• **What you should do**:
Reproduce every entry exactly and leave its pictures out.

• **The records**:
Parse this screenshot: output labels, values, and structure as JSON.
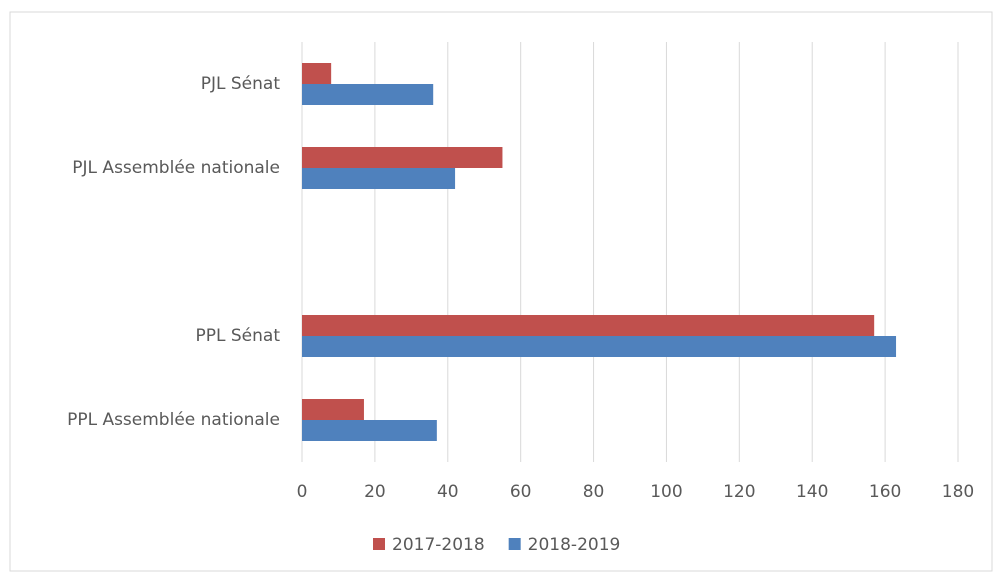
{
  "chart_data": {
    "type": "hbar",
    "categories": [
      "PJL Sénat",
      "PJL Assemblée nationale",
      null,
      "PPL Sénat",
      "PPL Assemblée nationale"
    ],
    "series": [
      {
        "name": "2017-2018",
        "color": "#c0504d",
        "values": [
          8,
          55,
          null,
          157,
          17
        ]
      },
      {
        "name": "2018-2019",
        "color": "#4f81bd",
        "values": [
          36,
          42,
          null,
          163,
          37
        ]
      }
    ],
    "xlim": [
      0,
      180
    ],
    "xticks": [
      0,
      20,
      40,
      60,
      80,
      100,
      120,
      140,
      160,
      180
    ],
    "grid": true,
    "legend": "bottom"
  }
}
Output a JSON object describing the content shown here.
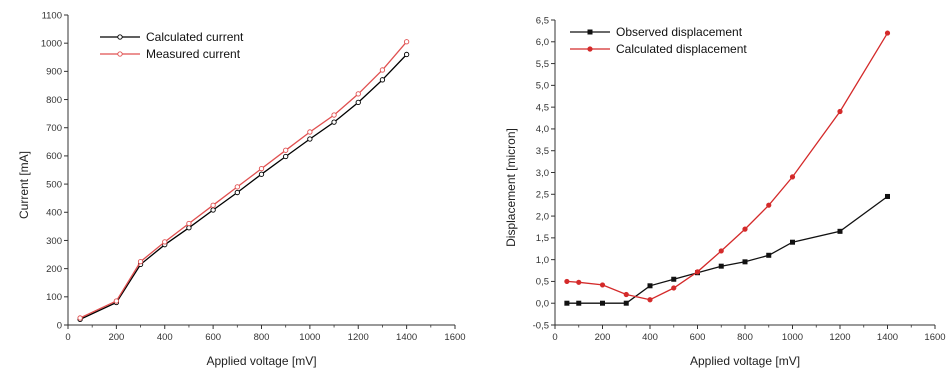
{
  "chart_data": [
    {
      "type": "line",
      "xlabel": "Applied voltage [mV]",
      "ylabel": "Current [mA]",
      "xlim": [
        0,
        1600
      ],
      "ylim": [
        0,
        1100
      ],
      "xticks": [
        0,
        200,
        400,
        600,
        800,
        1000,
        1200,
        1400,
        1600
      ],
      "yticks": [
        0,
        100,
        200,
        300,
        400,
        500,
        600,
        700,
        800,
        900,
        1000,
        1100
      ],
      "legend_position": "top-left",
      "series": [
        {
          "name": "Calculated current",
          "color": "#000000",
          "marker": "open-circle",
          "x": [
            50,
            200,
            300,
            400,
            500,
            600,
            700,
            800,
            900,
            1000,
            1100,
            1200,
            1300,
            1400
          ],
          "y": [
            20,
            80,
            215,
            285,
            345,
            408,
            470,
            535,
            598,
            660,
            720,
            790,
            870,
            960
          ]
        },
        {
          "name": "Measured current",
          "color": "#e05050",
          "marker": "open-circle",
          "x": [
            50,
            200,
            300,
            400,
            500,
            600,
            700,
            800,
            900,
            1000,
            1100,
            1200,
            1300,
            1400
          ],
          "y": [
            25,
            85,
            225,
            295,
            360,
            425,
            490,
            555,
            620,
            685,
            745,
            820,
            905,
            1005
          ]
        }
      ]
    },
    {
      "type": "line",
      "xlabel": "Applied voltage [mV]",
      "ylabel": "Displacement [micron]",
      "xlim": [
        0,
        1600
      ],
      "ylim": [
        -0.5,
        6.5
      ],
      "xticks": [
        0,
        200,
        400,
        600,
        800,
        1000,
        1200,
        1400,
        1600
      ],
      "yticks": [
        -0.5,
        0.0,
        0.5,
        1.0,
        1.5,
        2.0,
        2.5,
        3.0,
        3.5,
        4.0,
        4.5,
        5.0,
        5.5,
        6.0,
        6.5
      ],
      "ytick_labels": [
        "-0,5",
        "0,0",
        "0,5",
        "1,0",
        "1,5",
        "2,0",
        "2,5",
        "3,0",
        "3,5",
        "4,0",
        "4,5",
        "5,0",
        "5,5",
        "6,0",
        "6,5"
      ],
      "legend_position": "top-left",
      "series": [
        {
          "name": "Observed displacement",
          "color": "#111111",
          "marker": "filled-square",
          "x": [
            50,
            100,
            200,
            300,
            400,
            500,
            600,
            700,
            800,
            900,
            1000,
            1200,
            1400
          ],
          "y": [
            0.0,
            0.0,
            0.0,
            0.0,
            0.4,
            0.55,
            0.7,
            0.85,
            0.95,
            1.1,
            1.4,
            1.65,
            2.45
          ]
        },
        {
          "name": "Calculated displacement",
          "color": "#d42a2a",
          "marker": "filled-circle",
          "x": [
            50,
            100,
            200,
            300,
            400,
            500,
            600,
            700,
            800,
            900,
            1000,
            1200,
            1400
          ],
          "y": [
            0.5,
            0.48,
            0.42,
            0.2,
            0.08,
            0.35,
            0.72,
            1.2,
            1.7,
            2.25,
            2.9,
            4.4,
            6.2
          ]
        }
      ]
    }
  ]
}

• **Solution to the exercise**:
Parse this screenshot: output labels, values, and structure as JSON.
{
  "chart_data": {
    "type": "hbar",
    "categories": [
      "PJL Sénat",
      "PJL Assemblée nationale",
      null,
      "PPL Sénat",
      "PPL Assemblée nationale"
    ],
    "series": [
      {
        "name": "2017-2018",
        "color": "#c0504d",
        "values": [
          8,
          55,
          null,
          157,
          17
        ]
      },
      {
        "name": "2018-2019",
        "color": "#4f81bd",
        "values": [
          36,
          42,
          null,
          163,
          37
        ]
      }
    ],
    "xlim": [
      0,
      180
    ],
    "xticks": [
      0,
      20,
      40,
      60,
      80,
      100,
      120,
      140,
      160,
      180
    ],
    "grid": true,
    "legend": "bottom"
  }
}
Output a JSON object describing the content shown here.
{
  "chart_data": [
    {
      "type": "line",
      "xlabel": "Applied voltage [mV]",
      "ylabel": "Current [mA]",
      "xlim": [
        0,
        1600
      ],
      "ylim": [
        0,
        1100
      ],
      "xticks": [
        0,
        200,
        400,
        600,
        800,
        1000,
        1200,
        1400,
        1600
      ],
      "yticks": [
        0,
        100,
        200,
        300,
        400,
        500,
        600,
        700,
        800,
        900,
        1000,
        1100
      ],
      "legend_position": "top-left",
      "series": [
        {
          "name": "Calculated current",
          "color": "#000000",
          "marker": "open-circle",
          "x": [
            50,
            200,
            300,
            400,
            500,
            600,
            700,
            800,
            900,
            1000,
            1100,
            1200,
            1300,
            1400
          ],
          "y": [
            20,
            80,
            215,
            285,
            345,
            408,
            470,
            535,
            598,
            660,
            720,
            790,
            870,
            960
          ]
        },
        {
          "name": "Measured current",
          "color": "#e05050",
          "marker": "open-circle",
          "x": [
            50,
            200,
            300,
            400,
            500,
            600,
            700,
            800,
            900,
            1000,
            1100,
            1200,
            1300,
            1400
          ],
          "y": [
            25,
            85,
            225,
            295,
            360,
            425,
            490,
            555,
            620,
            685,
            745,
            820,
            905,
            1005
          ]
        }
      ]
    },
    {
      "type": "line",
      "xlabel": "Applied voltage [mV]",
      "ylabel": "Displacement [micron]",
      "xlim": [
        0,
        1600
      ],
      "ylim": [
        -0.5,
        6.5
      ],
      "xticks": [
        0,
        200,
        400,
        600,
        800,
        1000,
        1200,
        1400,
        1600
      ],
      "yticks": [
        -0.5,
        0.0,
        0.5,
        1.0,
        1.5,
        2.0,
        2.5,
        3.0,
        3.5,
        4.0,
        4.5,
        5.0,
        5.5,
        6.0,
        6.5
      ],
      "ytick_labels": [
        "-0,5",
        "0,0",
        "0,5",
        "1,0",
        "1,5",
        "2,0",
        "2,5",
        "3,0",
        "3,5",
        "4,0",
        "4,5",
        "5,0",
        "5,5",
        "6,0",
        "6,5"
      ],
      "legend_position": "top-left",
      "series": [
        {
          "name": "Observed displacement",
          "color": "#111111",
          "marker": "filled-square",
          "x": [
            50,
            100,
            200,
            300,
            400,
            500,
            600,
            700,
            800,
            900,
            1000,
            1200,
            1400
          ],
          "y": [
            0.0,
            0.0,
            0.0,
            0.0,
            0.4,
            0.55,
            0.7,
            0.85,
            0.95,
            1.1,
            1.4,
            1.65,
            2.45
          ]
        },
        {
          "name": "Calculated displacement",
          "color": "#d42a2a",
          "marker": "filled-circle",
          "x": [
            50,
            100,
            200,
            300,
            400,
            500,
            600,
            700,
            800,
            900,
            1000,
            1200,
            1400
          ],
          "y": [
            0.5,
            0.48,
            0.42,
            0.2,
            0.08,
            0.35,
            0.72,
            1.2,
            1.7,
            2.25,
            2.9,
            4.4,
            6.2
          ]
        }
      ]
    }
  ]
}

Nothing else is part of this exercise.